→ EXERCISE:
Every record below should be printed exactly as given.

→ DATASET ENTRIES:
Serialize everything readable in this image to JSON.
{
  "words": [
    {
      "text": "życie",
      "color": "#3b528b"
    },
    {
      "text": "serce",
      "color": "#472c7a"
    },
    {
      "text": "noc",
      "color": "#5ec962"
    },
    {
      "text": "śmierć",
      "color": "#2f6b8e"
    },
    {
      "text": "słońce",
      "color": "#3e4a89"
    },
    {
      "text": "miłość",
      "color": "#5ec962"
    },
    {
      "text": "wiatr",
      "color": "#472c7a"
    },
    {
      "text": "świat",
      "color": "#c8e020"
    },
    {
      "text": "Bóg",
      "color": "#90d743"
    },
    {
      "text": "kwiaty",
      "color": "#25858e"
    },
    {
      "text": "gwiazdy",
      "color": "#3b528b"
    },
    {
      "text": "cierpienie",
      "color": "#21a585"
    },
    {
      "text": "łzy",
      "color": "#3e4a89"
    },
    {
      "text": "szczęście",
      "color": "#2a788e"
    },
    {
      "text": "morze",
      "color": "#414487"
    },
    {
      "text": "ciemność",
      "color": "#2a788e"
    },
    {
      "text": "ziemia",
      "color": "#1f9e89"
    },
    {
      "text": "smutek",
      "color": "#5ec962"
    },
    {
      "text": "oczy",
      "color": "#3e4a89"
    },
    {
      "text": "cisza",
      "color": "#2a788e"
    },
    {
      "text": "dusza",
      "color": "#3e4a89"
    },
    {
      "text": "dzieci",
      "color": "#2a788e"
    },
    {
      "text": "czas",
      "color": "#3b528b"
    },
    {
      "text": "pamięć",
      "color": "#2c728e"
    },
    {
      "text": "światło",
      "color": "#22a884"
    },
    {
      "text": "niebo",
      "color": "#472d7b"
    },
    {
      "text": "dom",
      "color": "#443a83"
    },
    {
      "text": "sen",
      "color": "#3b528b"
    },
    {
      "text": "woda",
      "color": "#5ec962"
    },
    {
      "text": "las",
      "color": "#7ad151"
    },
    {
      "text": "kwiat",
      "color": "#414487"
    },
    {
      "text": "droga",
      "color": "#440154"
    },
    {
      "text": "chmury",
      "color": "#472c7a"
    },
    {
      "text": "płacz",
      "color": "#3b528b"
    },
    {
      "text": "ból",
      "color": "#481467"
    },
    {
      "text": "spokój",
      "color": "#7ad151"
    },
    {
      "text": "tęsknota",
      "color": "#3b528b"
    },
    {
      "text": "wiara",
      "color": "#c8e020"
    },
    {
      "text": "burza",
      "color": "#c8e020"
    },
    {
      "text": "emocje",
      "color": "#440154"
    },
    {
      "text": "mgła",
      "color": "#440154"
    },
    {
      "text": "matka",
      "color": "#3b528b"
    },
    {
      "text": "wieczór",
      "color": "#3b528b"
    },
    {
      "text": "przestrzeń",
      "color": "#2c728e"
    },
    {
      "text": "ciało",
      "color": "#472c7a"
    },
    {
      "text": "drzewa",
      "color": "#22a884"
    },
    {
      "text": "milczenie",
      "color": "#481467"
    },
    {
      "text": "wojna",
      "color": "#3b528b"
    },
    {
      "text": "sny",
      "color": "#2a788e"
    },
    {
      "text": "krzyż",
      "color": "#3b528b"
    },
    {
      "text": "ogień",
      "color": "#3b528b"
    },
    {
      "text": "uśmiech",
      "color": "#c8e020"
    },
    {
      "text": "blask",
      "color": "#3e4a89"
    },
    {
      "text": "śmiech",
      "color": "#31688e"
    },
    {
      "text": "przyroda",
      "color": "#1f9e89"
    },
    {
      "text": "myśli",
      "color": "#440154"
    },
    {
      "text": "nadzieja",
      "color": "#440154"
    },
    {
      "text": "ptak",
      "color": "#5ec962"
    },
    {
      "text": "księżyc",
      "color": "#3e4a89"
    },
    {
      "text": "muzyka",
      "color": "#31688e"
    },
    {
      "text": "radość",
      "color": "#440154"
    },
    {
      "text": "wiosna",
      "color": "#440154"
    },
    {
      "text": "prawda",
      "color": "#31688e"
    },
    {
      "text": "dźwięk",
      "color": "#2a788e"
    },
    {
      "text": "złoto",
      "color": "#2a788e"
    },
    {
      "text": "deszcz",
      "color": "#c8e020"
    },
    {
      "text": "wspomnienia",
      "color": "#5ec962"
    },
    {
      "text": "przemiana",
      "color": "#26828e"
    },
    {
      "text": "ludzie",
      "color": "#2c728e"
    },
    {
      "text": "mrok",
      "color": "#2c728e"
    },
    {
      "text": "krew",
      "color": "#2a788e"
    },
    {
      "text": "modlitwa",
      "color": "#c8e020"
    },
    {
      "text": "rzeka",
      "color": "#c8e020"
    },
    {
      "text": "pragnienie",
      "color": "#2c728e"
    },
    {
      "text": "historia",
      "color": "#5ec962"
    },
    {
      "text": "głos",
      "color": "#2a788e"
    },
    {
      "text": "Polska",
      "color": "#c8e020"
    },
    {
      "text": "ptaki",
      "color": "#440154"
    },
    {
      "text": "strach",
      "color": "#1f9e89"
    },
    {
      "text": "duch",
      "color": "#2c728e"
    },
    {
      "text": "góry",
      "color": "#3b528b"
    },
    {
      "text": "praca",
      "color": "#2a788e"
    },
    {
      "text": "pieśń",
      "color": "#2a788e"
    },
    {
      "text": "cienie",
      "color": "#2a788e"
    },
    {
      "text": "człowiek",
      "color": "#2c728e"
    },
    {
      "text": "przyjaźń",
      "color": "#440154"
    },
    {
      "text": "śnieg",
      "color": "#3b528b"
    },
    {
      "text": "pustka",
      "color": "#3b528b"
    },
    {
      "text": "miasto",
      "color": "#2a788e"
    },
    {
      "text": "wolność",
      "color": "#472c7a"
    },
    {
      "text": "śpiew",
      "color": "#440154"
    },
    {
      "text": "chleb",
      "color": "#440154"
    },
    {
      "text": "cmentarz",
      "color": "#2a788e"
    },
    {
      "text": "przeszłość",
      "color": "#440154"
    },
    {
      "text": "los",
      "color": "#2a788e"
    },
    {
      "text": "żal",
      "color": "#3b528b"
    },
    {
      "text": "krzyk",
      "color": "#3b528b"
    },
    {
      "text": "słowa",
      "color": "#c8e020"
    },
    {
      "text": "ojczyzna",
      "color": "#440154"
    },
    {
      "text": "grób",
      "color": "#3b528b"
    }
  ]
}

→ RESPONSE TO THIS EXERCISE:
Serialize everything readable in this image to JSON.
{
  "words": [
    {
      "text": "życie",
      "color": "#3b528b"
    },
    {
      "text": "serce",
      "color": "#472c7a"
    },
    {
      "text": "noc",
      "color": "#5ec962"
    },
    {
      "text": "śmierć",
      "color": "#2f6b8e"
    },
    {
      "text": "słońce",
      "color": "#3e4a89"
    },
    {
      "text": "miłość",
      "color": "#5ec962"
    },
    {
      "text": "wiatr",
      "color": "#472c7a"
    },
    {
      "text": "świat",
      "color": "#c8e020"
    },
    {
      "text": "Bóg",
      "color": "#90d743"
    },
    {
      "text": "kwiaty",
      "color": "#25858e"
    },
    {
      "text": "gwiazdy",
      "color": "#3b528b"
    },
    {
      "text": "cierpienie",
      "color": "#21a585"
    },
    {
      "text": "łzy",
      "color": "#3e4a89"
    },
    {
      "text": "szczęście",
      "color": "#2a788e"
    },
    {
      "text": "morze",
      "color": "#414487"
    },
    {
      "text": "ciemność",
      "color": "#2a788e"
    },
    {
      "text": "ziemia",
      "color": "#1f9e89"
    },
    {
      "text": "smutek",
      "color": "#5ec962"
    },
    {
      "text": "oczy",
      "color": "#3e4a89"
    },
    {
      "text": "cisza",
      "color": "#2a788e"
    },
    {
      "text": "dusza",
      "color": "#3e4a89"
    },
    {
      "text": "dzieci",
      "color": "#2a788e"
    },
    {
      "text": "czas",
      "color": "#3b528b"
    },
    {
      "text": "pamięć",
      "color": "#2c728e"
    },
    {
      "text": "światło",
      "color": "#22a884"
    },
    {
      "text": "niebo",
      "color": "#472d7b"
    },
    {
      "text": "dom",
      "color": "#443a83"
    },
    {
      "text": "sen",
      "color": "#3b528b"
    },
    {
      "text": "woda",
      "color": "#5ec962"
    },
    {
      "text": "las",
      "color": "#7ad151"
    },
    {
      "text": "kwiat",
      "color": "#414487"
    },
    {
      "text": "droga",
      "color": "#440154"
    },
    {
      "text": "chmury",
      "color": "#472c7a"
    },
    {
      "text": "płacz",
      "color": "#3b528b"
    },
    {
      "text": "ból",
      "color": "#481467"
    },
    {
      "text": "spokój",
      "color": "#7ad151"
    },
    {
      "text": "tęsknota",
      "color": "#3b528b"
    },
    {
      "text": "wiara",
      "color": "#c8e020"
    },
    {
      "text": "burza",
      "color": "#c8e020"
    },
    {
      "text": "emocje",
      "color": "#440154"
    },
    {
      "text": "mgła",
      "color": "#440154"
    },
    {
      "text": "matka",
      "color": "#3b528b"
    },
    {
      "text": "wieczór",
      "color": "#3b528b"
    },
    {
      "text": "przestrzeń",
      "color": "#2c728e"
    },
    {
      "text": "ciało",
      "color": "#472c7a"
    },
    {
      "text": "drzewa",
      "color": "#22a884"
    },
    {
      "text": "milczenie",
      "color": "#481467"
    },
    {
      "text": "wojna",
      "color": "#3b528b"
    },
    {
      "text": "sny",
      "color": "#2a788e"
    },
    {
      "text": "krzyż",
      "color": "#3b528b"
    },
    {
      "text": "ogień",
      "color": "#3b528b"
    },
    {
      "text": "uśmiech",
      "color": "#c8e020"
    },
    {
      "text": "blask",
      "color": "#3e4a89"
    },
    {
      "text": "śmiech",
      "color": "#31688e"
    },
    {
      "text": "przyroda",
      "color": "#1f9e89"
    },
    {
      "text": "myśli",
      "color": "#440154"
    },
    {
      "text": "nadzieja",
      "color": "#440154"
    },
    {
      "text": "ptak",
      "color": "#5ec962"
    },
    {
      "text": "księżyc",
      "color": "#3e4a89"
    },
    {
      "text": "muzyka",
      "color": "#31688e"
    },
    {
      "text": "radość",
      "color": "#440154"
    },
    {
      "text": "wiosna",
      "color": "#440154"
    },
    {
      "text": "prawda",
      "color": "#31688e"
    },
    {
      "text": "dźwięk",
      "color": "#2a788e"
    },
    {
      "text": "złoto",
      "color": "#2a788e"
    },
    {
      "text": "deszcz",
      "color": "#c8e020"
    },
    {
      "text": "wspomnienia",
      "color": "#5ec962"
    },
    {
      "text": "przemiana",
      "color": "#26828e"
    },
    {
      "text": "ludzie",
      "color": "#2c728e"
    },
    {
      "text": "mrok",
      "color": "#2c728e"
    },
    {
      "text": "krew",
      "color": "#2a788e"
    },
    {
      "text": "modlitwa",
      "color": "#c8e020"
    },
    {
      "text": "rzeka",
      "color": "#c8e020"
    },
    {
      "text": "pragnienie",
      "color": "#2c728e"
    },
    {
      "text": "historia",
      "color": "#5ec962"
    },
    {
      "text": "głos",
      "color": "#2a788e"
    },
    {
      "text": "Polska",
      "color": "#c8e020"
    },
    {
      "text": "ptaki",
      "color": "#440154"
    },
    {
      "text": "strach",
      "color": "#1f9e89"
    },
    {
      "text": "duch",
      "color": "#2c728e"
    },
    {
      "text": "góry",
      "color": "#3b528b"
    },
    {
      "text": "praca",
      "color": "#2a788e"
    },
    {
      "text": "pieśń",
      "color": "#2a788e"
    },
    {
      "text": "cienie",
      "color": "#2a788e"
    },
    {
      "text": "człowiek",
      "color": "#2c728e"
    },
    {
      "text": "przyjaźń",
      "color": "#440154"
    },
    {
      "text": "śnieg",
      "color": "#3b528b"
    },
    {
      "text": "pustka",
      "color": "#3b528b"
    },
    {
      "text": "miasto",
      "color": "#2a788e"
    },
    {
      "text": "wolność",
      "color": "#472c7a"
    },
    {
      "text": "śpiew",
      "color": "#440154"
    },
    {
      "text": "chleb",
      "color": "#440154"
    },
    {
      "text": "cmentarz",
      "color": "#2a788e"
    },
    {
      "text": "przeszłość",
      "color": "#440154"
    },
    {
      "text": "los",
      "color": "#2a788e"
    },
    {
      "text": "żal",
      "color": "#3b528b"
    },
    {
      "text": "krzyk",
      "color": "#3b528b"
    },
    {
      "text": "słowa",
      "color": "#c8e020"
    },
    {
      "text": "ojczyzna",
      "color": "#440154"
    },
    {
      "text": "grób",
      "color": "#3b528b"
    }
  ]
}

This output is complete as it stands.